- [Job]
Extract from the listing each line in which the word "Create" appears.

Stored entries

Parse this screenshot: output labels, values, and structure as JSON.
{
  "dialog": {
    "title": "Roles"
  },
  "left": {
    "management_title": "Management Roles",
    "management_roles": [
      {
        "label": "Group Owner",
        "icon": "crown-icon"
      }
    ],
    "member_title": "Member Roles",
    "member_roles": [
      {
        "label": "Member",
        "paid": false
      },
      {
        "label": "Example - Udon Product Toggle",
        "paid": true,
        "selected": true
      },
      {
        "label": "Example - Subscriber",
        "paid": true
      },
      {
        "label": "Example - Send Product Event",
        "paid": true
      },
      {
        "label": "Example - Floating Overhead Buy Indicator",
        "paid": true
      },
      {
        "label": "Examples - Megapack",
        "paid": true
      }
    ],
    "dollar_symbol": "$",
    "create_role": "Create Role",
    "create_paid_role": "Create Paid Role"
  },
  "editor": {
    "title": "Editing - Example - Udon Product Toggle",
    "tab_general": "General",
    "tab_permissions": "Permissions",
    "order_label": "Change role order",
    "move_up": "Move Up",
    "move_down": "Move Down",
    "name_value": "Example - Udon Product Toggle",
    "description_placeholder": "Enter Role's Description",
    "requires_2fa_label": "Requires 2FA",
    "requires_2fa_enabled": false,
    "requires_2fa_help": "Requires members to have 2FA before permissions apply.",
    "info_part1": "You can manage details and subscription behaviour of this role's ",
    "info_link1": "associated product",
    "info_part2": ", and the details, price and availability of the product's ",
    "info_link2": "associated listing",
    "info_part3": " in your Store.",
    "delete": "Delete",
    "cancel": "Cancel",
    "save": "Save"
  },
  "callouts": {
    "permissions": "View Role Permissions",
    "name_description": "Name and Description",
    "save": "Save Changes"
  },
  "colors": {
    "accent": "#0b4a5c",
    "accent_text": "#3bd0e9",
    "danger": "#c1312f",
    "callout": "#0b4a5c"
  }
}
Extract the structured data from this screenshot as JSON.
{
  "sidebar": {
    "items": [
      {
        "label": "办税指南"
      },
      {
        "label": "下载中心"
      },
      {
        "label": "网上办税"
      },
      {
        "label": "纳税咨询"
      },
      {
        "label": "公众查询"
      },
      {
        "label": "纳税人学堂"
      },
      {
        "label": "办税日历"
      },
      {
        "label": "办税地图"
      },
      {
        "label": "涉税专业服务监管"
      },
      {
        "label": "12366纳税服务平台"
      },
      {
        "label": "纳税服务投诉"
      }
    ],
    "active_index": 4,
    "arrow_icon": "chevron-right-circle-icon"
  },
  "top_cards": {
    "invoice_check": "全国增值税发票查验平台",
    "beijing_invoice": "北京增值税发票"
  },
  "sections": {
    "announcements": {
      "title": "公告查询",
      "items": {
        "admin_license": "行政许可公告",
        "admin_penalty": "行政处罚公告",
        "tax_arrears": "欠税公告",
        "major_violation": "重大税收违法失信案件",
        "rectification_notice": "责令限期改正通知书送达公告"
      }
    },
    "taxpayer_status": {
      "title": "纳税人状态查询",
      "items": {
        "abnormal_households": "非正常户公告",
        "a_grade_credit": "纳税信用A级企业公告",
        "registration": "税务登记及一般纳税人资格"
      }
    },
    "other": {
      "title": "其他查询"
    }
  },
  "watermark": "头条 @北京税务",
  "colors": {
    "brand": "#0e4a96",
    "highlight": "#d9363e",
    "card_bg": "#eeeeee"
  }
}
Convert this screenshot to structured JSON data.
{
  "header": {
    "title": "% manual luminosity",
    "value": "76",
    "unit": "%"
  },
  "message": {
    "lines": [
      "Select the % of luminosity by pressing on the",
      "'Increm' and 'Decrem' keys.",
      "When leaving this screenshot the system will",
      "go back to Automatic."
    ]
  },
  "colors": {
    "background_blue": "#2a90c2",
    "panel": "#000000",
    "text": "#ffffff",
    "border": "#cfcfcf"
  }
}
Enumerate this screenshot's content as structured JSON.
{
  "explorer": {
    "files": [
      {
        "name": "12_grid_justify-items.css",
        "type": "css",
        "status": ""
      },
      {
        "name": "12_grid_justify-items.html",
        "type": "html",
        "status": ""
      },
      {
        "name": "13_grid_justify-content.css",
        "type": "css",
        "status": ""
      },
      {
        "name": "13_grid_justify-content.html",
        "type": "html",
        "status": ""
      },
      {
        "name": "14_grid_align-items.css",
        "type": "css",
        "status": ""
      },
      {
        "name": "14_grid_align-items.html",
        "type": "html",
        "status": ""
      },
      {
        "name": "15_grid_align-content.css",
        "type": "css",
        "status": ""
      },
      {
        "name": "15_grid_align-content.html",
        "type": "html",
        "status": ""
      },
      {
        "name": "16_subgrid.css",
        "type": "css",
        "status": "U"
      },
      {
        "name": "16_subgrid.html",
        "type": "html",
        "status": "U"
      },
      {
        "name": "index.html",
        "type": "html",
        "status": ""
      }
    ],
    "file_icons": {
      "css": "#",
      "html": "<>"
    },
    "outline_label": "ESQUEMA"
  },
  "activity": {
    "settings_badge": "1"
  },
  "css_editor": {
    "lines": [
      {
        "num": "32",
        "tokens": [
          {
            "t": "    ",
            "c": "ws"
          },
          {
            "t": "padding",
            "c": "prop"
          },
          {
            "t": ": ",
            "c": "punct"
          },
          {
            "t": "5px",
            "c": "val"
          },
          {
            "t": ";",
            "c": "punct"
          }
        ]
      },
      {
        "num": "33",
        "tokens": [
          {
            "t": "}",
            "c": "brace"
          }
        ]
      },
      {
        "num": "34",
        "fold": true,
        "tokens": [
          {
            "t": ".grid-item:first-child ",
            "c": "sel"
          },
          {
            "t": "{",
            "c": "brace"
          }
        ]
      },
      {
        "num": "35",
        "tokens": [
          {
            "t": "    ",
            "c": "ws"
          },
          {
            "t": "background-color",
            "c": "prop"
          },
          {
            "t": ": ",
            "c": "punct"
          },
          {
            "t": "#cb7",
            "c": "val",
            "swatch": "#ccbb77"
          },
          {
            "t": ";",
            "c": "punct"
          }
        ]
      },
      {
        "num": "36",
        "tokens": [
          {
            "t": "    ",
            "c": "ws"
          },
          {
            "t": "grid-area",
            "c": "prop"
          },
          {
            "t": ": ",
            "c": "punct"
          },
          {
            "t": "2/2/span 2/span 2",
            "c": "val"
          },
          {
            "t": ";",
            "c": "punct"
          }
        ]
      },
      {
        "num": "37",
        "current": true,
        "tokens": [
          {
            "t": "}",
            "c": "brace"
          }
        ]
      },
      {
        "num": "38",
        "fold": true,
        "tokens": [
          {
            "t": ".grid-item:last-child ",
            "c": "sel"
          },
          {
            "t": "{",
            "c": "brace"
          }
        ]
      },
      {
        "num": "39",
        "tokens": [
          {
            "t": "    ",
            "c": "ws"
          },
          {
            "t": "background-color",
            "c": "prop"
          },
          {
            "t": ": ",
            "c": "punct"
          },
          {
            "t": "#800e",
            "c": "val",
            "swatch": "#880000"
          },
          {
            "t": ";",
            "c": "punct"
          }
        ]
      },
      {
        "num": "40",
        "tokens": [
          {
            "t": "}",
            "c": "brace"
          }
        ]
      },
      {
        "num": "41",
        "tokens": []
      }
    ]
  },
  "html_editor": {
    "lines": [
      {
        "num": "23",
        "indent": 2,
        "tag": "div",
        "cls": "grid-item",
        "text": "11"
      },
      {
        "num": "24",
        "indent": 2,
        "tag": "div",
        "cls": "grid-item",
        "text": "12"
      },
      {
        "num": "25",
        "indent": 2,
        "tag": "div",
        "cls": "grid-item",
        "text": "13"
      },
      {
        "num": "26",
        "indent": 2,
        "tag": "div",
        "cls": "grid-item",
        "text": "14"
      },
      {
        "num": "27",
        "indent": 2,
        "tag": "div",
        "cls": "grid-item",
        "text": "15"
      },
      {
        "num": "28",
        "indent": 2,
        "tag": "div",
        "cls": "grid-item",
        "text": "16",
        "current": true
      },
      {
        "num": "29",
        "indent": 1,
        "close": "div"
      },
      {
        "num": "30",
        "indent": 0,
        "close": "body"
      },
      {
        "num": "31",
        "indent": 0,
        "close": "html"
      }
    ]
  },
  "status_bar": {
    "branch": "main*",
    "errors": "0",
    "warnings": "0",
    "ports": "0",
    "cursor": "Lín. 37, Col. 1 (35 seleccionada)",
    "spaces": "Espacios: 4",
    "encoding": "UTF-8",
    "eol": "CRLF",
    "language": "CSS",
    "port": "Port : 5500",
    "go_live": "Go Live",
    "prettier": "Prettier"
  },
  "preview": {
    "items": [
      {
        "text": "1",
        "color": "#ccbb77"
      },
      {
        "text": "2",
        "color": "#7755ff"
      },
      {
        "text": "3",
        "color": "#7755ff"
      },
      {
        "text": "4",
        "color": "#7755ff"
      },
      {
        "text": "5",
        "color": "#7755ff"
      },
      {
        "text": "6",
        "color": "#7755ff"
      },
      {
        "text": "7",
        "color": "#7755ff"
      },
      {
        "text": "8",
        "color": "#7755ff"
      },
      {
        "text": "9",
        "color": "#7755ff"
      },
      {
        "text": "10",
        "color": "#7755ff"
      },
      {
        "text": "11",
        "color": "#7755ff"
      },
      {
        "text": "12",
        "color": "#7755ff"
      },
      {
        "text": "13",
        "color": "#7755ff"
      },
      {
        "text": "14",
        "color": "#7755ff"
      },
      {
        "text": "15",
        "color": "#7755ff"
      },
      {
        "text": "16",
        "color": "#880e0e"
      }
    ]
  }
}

- [The completed task]
    "create_role": "Create Role",
    "create_paid_role": "Create Paid Role"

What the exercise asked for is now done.